GIVEN PROBLEM: Locate the lines that hold the string "scheduled". Copy every such line.

DATA ROWS:
--*--
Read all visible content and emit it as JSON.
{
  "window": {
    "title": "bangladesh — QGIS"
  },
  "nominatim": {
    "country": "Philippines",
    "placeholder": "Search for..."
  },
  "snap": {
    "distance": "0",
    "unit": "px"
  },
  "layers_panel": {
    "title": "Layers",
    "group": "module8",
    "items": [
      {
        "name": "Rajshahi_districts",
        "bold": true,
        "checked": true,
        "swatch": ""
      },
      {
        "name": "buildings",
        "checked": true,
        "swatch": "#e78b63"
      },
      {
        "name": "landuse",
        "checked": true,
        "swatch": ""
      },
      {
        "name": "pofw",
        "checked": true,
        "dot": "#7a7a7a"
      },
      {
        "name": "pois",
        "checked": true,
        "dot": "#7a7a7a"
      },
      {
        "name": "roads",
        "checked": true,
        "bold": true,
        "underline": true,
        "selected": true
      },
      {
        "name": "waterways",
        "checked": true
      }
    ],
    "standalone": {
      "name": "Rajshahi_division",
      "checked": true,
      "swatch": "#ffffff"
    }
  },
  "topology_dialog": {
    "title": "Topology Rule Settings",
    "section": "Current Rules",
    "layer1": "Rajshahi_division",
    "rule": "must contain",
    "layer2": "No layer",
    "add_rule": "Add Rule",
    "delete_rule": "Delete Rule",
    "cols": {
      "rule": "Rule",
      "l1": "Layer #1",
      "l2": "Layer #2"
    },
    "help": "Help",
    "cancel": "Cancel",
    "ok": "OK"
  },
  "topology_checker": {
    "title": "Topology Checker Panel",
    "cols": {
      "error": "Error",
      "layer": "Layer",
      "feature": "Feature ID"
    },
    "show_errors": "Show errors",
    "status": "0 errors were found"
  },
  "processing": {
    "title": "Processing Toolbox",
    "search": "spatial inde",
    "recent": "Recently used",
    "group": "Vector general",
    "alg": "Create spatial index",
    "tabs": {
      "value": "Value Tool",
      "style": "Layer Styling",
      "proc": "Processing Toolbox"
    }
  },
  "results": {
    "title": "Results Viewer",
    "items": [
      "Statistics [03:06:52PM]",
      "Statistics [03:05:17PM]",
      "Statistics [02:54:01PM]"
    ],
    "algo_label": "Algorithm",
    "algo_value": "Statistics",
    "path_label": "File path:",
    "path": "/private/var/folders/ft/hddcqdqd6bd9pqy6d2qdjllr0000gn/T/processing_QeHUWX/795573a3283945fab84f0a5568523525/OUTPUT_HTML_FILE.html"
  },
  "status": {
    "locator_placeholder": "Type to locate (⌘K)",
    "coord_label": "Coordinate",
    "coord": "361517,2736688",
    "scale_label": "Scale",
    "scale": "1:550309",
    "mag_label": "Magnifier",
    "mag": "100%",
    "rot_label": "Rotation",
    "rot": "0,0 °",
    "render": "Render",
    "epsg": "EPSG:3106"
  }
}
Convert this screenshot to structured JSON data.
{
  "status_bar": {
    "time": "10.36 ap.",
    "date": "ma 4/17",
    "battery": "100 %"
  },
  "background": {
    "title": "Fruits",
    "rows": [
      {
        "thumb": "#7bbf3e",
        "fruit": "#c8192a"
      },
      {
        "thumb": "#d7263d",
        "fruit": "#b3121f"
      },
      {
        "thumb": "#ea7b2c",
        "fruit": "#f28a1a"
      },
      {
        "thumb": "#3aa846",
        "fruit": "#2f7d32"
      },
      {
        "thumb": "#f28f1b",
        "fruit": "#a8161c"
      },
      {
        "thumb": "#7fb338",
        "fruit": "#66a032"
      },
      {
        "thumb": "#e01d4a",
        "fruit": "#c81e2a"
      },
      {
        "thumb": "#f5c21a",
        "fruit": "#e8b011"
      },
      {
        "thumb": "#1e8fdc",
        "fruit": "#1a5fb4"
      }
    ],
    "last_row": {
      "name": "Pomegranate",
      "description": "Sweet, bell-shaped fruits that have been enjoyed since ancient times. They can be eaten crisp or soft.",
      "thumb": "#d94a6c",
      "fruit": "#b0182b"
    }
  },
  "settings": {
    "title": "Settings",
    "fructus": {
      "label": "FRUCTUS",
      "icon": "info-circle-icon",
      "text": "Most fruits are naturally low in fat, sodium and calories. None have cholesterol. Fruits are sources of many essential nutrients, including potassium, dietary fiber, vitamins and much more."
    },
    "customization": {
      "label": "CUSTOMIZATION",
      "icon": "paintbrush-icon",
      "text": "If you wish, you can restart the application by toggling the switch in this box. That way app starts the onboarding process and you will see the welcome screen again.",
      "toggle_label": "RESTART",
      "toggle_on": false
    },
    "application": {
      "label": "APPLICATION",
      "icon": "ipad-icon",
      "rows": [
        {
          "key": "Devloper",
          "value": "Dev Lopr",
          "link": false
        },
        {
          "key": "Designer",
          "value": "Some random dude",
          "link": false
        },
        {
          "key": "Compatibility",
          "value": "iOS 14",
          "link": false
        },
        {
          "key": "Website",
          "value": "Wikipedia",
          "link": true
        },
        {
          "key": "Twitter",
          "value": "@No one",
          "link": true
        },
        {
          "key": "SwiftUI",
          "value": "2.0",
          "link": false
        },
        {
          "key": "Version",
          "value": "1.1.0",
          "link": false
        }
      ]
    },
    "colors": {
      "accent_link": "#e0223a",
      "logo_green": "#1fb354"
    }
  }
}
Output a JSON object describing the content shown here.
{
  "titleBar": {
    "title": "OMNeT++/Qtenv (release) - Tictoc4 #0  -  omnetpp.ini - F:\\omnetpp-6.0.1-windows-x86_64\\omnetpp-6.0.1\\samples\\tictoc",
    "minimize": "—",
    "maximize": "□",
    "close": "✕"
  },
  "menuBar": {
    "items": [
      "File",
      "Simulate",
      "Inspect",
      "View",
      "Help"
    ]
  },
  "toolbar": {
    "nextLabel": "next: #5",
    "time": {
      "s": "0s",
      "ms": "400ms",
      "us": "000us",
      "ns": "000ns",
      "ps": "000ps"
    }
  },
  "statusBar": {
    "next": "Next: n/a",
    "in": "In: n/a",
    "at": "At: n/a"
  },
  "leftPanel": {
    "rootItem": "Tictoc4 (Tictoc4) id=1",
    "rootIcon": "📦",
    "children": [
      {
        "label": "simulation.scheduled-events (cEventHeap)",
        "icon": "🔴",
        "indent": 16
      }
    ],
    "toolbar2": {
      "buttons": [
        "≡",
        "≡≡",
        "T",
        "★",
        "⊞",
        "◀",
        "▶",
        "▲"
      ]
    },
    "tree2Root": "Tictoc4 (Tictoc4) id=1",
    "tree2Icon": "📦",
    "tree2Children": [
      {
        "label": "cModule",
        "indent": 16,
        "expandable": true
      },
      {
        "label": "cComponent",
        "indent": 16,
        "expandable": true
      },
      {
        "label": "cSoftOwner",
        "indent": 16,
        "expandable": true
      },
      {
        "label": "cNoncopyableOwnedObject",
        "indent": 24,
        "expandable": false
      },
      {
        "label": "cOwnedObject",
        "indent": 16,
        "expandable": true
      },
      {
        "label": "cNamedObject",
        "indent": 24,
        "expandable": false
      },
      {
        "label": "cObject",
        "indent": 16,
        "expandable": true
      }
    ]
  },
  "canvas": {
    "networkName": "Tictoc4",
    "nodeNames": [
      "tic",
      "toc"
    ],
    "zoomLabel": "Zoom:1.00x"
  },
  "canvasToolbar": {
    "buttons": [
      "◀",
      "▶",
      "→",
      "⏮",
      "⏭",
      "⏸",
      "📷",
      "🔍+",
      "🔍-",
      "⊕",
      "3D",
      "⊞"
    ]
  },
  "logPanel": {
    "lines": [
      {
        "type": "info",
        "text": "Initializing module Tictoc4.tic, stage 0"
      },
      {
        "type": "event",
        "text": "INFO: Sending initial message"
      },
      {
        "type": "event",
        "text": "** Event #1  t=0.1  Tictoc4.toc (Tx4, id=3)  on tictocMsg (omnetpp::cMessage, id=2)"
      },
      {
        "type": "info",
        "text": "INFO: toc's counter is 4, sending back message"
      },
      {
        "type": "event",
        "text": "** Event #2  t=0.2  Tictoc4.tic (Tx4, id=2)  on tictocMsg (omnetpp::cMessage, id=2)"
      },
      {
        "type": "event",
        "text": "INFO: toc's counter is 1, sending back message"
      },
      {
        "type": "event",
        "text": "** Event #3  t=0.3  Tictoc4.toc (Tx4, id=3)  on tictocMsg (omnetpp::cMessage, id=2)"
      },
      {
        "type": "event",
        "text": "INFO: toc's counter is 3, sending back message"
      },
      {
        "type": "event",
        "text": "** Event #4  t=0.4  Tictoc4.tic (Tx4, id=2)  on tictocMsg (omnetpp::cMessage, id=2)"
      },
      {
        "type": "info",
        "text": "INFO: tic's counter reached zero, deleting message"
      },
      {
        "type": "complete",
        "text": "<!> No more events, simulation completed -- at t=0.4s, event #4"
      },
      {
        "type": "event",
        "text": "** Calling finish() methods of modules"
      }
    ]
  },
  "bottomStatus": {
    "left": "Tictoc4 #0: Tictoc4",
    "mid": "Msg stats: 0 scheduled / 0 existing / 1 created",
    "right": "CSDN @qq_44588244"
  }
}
--*--
SOLUTION TO THE PROBLEM:
        "label": "simulation.scheduled-events (cEventHeap)",
    "mid": "Msg stats: 0 scheduled / 0 existing / 1 created",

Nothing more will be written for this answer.